TUGAS 1.
Menurut teks tentang penyusunan Kitab Suci Buddhis, berapa jumlah peserta Konsili Pertama?

DOKUMEN.

+--

Penemuan dan penelitian atas sisa-sisa naskah Buddhis kuno seperti Udanavarga dan Dharmapada Gandhari, membuktikan bahwa naskah-naskah ini bukan merupakan terjemahan dari Kitab Suci Pali. Sebuah riset telah mengungkapkan bahwa baik Kitab Suci Pali maupun Sansekerta dapat ditelusuri ke asal yang sama. Empat dari lima Kitab Nikaya Pali dapat ditemukan padanannya pada empat Kitab Agama Sansekerta: Kitab Suci Pali yang dikenal sekarang ini berasal dari penulisan di Sri Lanka. Berdasarkan penelitian linguistik, sekalipun mirip, kitab suci itu bukan yang disusun dalam Konsili Ketiga.
Penyusunan Kitab Suci dimulai pada Konsili Pertama, tiga bulan setelah Buddha parinibhana. Peserta Konsili 500 orang, sedangkan jumlah Arahat jauh lebih banyak dari itu (pada peristiwa Magha Puja, tercatat 1250 Arahat). Menurut Kitab Suci sendiri, Purana yang kembali dari daerah selatan sesudah berakhirnya Konsili, memilih berbeda pendapat dengan hasil Konsili, mengingat Dharma miliknya sendiri yang telah ia terima langsung dari Buddha (Vin. 11, 290).
Bisa dimengerti kalau terdapat sejumlah ajaran Buddha yang autentik, yang tidak terkumpul dalam Konsili Pertama. Dan menjadi cukup beralasan, lewat tradisi oral yang panjang, sampai kemudian dituliskan, keranjang Kitab Suci terbuka untuk dimasukkan naskah-naskah lain di kemudian hari. Dalam Kitab Suci dimasukkan pula khotbah-khotbah para siswa utama, seperti Sariputra, Moggallana, Ananda, yang dipandang kalau diberikan oleh Buddha sendiri akan sama isinya, sehingga dihargai seperti sabda Buddha.

+--

DATA YANG DIOLAH.

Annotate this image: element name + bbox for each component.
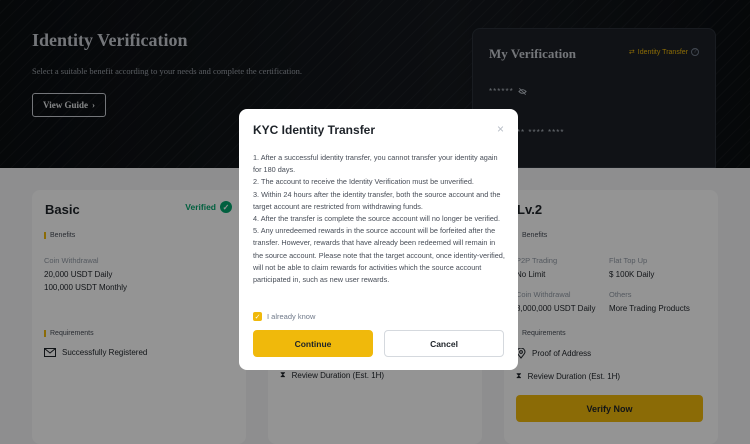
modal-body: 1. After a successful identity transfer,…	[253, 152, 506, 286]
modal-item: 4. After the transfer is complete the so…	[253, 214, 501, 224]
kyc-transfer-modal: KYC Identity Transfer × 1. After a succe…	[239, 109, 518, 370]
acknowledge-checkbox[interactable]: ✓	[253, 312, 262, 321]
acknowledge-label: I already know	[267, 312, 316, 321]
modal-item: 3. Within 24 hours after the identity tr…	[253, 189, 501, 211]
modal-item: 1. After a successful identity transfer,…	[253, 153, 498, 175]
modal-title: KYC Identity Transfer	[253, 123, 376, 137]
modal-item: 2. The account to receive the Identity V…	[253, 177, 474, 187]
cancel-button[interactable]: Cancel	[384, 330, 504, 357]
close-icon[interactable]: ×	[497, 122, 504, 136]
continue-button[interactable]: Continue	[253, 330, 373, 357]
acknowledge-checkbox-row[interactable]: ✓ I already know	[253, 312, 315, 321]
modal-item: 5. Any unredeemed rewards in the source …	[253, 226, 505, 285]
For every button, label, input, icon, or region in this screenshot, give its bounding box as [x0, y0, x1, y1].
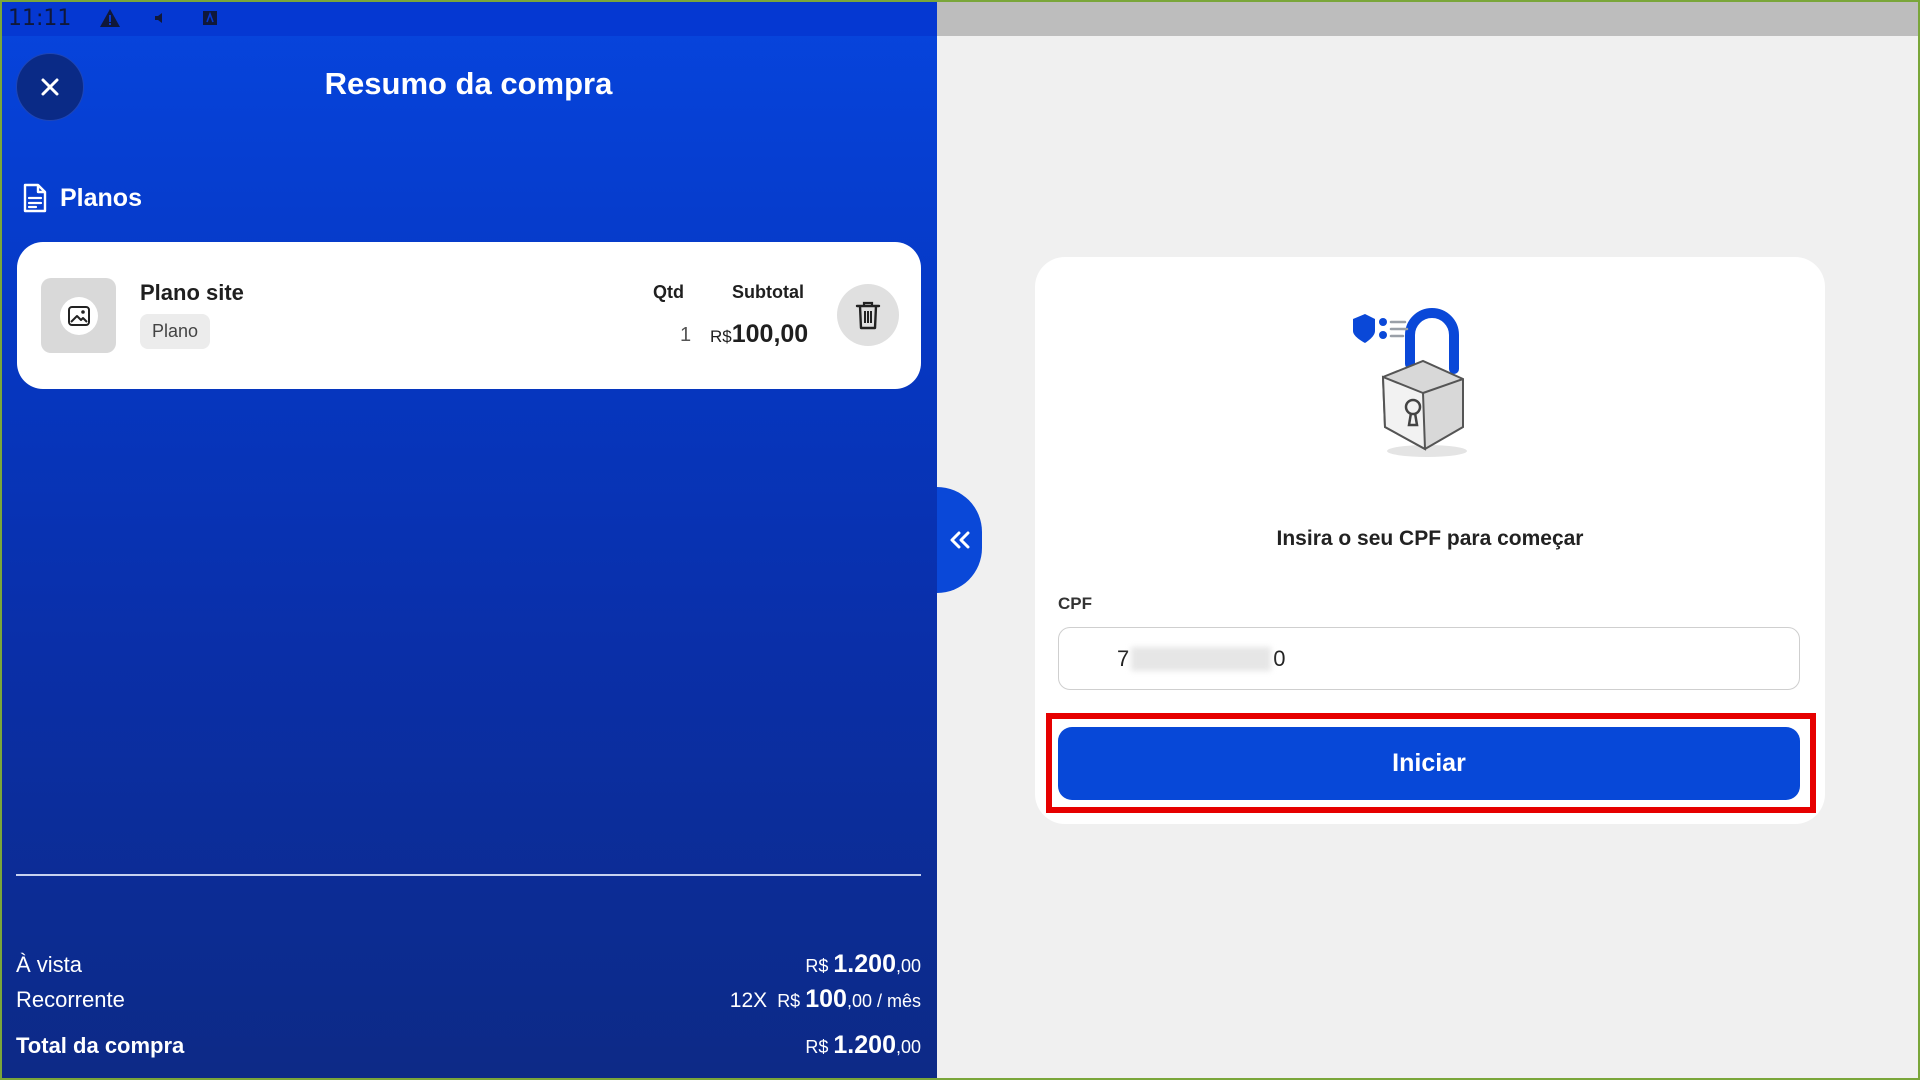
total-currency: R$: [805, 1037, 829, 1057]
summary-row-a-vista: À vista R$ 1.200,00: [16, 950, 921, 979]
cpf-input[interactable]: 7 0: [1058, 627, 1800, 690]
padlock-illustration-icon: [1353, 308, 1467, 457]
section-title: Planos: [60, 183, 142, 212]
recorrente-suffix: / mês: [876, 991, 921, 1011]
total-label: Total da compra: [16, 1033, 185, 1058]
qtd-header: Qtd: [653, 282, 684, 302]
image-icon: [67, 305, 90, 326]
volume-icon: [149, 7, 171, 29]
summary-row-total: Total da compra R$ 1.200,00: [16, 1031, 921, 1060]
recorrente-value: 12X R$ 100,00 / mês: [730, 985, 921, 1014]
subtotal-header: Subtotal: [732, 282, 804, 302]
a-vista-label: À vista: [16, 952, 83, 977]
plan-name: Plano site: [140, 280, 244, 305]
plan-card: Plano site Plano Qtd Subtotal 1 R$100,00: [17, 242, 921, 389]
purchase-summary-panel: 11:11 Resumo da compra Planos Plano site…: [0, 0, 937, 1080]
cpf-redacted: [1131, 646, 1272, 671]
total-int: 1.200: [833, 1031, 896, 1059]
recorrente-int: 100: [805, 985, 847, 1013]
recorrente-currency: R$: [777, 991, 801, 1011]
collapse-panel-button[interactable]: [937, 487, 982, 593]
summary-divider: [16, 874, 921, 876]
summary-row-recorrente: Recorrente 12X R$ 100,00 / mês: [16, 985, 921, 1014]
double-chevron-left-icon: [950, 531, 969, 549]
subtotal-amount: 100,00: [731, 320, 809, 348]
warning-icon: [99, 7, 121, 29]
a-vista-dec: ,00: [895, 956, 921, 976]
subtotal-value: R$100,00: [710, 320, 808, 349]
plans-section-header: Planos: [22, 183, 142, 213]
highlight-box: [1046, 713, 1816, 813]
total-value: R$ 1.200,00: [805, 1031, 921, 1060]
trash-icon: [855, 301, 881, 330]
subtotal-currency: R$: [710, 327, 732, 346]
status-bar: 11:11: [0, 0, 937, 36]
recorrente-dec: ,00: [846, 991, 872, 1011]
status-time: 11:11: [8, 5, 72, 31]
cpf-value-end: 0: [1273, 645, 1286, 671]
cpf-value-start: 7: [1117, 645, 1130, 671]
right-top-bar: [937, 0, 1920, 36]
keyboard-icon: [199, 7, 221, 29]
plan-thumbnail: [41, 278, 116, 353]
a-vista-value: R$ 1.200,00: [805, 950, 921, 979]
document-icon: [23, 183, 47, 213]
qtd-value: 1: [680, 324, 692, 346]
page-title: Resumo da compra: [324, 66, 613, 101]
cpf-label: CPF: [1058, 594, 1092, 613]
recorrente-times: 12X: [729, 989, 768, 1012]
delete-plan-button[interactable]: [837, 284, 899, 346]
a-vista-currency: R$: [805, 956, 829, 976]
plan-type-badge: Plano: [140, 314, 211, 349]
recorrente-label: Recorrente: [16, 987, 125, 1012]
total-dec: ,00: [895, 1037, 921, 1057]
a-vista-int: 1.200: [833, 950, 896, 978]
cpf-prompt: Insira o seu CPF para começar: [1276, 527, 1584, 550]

+--

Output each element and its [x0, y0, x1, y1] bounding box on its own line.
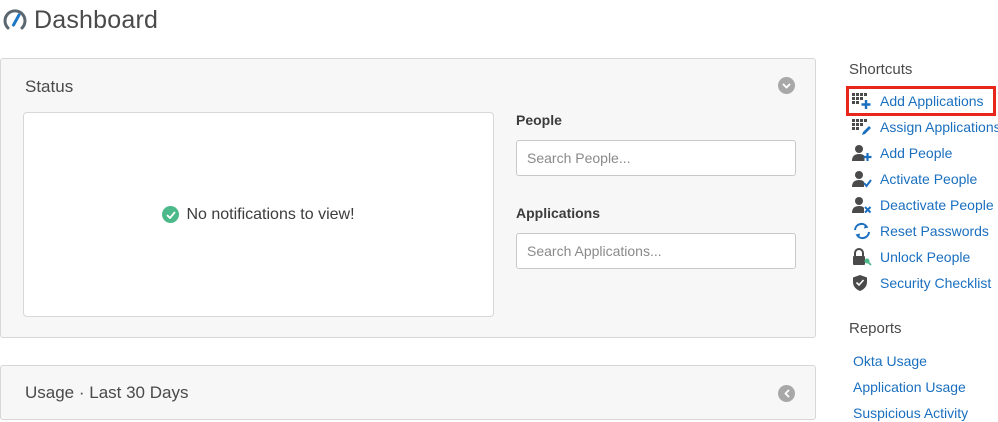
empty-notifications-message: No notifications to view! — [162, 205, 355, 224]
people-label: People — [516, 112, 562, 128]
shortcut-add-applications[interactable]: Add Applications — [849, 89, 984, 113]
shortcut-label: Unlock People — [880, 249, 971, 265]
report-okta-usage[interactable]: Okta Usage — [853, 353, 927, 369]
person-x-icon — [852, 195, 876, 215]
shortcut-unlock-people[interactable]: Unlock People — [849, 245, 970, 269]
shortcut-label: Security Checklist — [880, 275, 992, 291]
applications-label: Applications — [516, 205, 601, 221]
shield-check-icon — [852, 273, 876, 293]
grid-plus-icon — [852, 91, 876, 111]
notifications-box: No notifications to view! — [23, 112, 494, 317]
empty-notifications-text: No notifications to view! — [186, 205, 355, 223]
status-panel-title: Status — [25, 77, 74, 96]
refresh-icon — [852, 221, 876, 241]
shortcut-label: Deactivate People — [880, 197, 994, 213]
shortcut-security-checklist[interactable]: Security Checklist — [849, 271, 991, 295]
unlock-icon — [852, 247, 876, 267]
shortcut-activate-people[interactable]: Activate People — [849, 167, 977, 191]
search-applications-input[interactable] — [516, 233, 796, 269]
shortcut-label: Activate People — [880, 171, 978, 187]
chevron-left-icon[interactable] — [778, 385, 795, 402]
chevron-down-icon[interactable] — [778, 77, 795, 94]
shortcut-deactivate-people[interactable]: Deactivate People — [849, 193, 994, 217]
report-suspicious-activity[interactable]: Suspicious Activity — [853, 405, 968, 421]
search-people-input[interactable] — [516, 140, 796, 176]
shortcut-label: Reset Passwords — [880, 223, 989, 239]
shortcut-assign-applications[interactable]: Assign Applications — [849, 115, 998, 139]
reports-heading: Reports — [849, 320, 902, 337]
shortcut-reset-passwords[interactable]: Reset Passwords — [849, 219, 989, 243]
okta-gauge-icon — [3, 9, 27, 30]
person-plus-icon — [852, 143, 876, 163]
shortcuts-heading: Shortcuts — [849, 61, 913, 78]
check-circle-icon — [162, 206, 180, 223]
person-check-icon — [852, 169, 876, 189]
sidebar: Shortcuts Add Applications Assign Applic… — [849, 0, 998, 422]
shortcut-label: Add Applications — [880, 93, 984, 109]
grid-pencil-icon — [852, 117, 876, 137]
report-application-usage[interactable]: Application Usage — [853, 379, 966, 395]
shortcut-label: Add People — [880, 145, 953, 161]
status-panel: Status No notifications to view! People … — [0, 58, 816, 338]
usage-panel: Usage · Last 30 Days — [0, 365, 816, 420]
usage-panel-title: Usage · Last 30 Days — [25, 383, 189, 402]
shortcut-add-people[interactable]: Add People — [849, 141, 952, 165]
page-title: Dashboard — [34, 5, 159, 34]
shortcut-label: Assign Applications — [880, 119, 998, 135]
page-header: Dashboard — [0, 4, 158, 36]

+--

TUGAS 2.
Ganti "Total da compra" dengan "Valor total" pada catatan mulai dari baris yang memuat "total-currency: R$: [805, 1037, 829, 1057]" sampai baris yang memuat "summary-row-total: Total da", lalu tulis ulang hanya baris-baris itu tanpa mengubah bagian lain.

HASIL 1.
500 orang.

HASIL 2.
total-currency: R$: [805, 1037, 829, 1057]
summary-row-a-vista: À vista R$ 1.200,00: [16, 950, 921, 979]
cpf-input[interactable]: 7 0: [1058, 627, 1800, 690]
padlock-illustration-icon: [1353, 308, 1467, 457]
section-title: Planos: [60, 183, 142, 212]
recorrente-suffix: / mês: [876, 991, 921, 1011]
total-label: Valor total: [16, 1033, 185, 1058]
qtd-header: Qtd: [653, 282, 684, 302]
image-icon: [67, 305, 90, 326]
volume-icon: [149, 7, 171, 29]
summary-row-total: Valor total R$ 1.200,00: [16, 1031, 921, 1060]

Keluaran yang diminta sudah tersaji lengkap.